=== EXERCISE MATERIAL ===
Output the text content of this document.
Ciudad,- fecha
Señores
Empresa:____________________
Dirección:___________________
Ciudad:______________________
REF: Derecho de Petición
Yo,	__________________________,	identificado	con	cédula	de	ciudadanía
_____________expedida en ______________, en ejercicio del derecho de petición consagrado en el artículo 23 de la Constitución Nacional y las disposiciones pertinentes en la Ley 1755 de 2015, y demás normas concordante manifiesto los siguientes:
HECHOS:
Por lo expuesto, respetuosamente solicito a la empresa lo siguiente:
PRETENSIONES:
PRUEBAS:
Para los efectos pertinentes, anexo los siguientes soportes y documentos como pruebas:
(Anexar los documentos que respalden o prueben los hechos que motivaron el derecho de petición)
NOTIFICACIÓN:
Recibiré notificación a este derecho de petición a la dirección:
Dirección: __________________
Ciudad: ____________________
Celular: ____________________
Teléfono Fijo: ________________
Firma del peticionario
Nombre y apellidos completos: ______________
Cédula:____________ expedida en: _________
===
WORK INSTRUCTIONS.
Exactly reproduce every record.

ANSWER TO THIS TASK.
Output the text content of this document.
Ciudad,- fecha
Señores
Empresa:____________________
Dirección:___________________
Ciudad:______________________
REF: Derecho de Petición
Yo,	__________________________,	identificado	con	cédula	de	ciudadanía
_____________expedida en ______________, en ejercicio del derecho de petición consagrado en el artículo 23 de la Constitución Nacional y las disposiciones pertinentes en la Ley 1755 de 2015, y demás normas concordante manifiesto los siguientes:
HECHOS:
Por lo expuesto, respetuosamente solicito a la empresa lo siguiente:
PRETENSIONES:
PRUEBAS:
Para los efectos pertinentes, anexo los siguientes soportes y documentos como pruebas:
(Anexar los documentos que respalden o prueben los hechos que motivaron el derecho de petición)
NOTIFICACIÓN:
Recibiré notificación a este derecho de petición a la dirección:
Dirección: __________________
Ciudad: ____________________
Celular: ____________________
Teléfono Fijo: ________________
Firma del peticionario
Nombre y apellidos completos: ______________
Cédula:____________ expedida en: _________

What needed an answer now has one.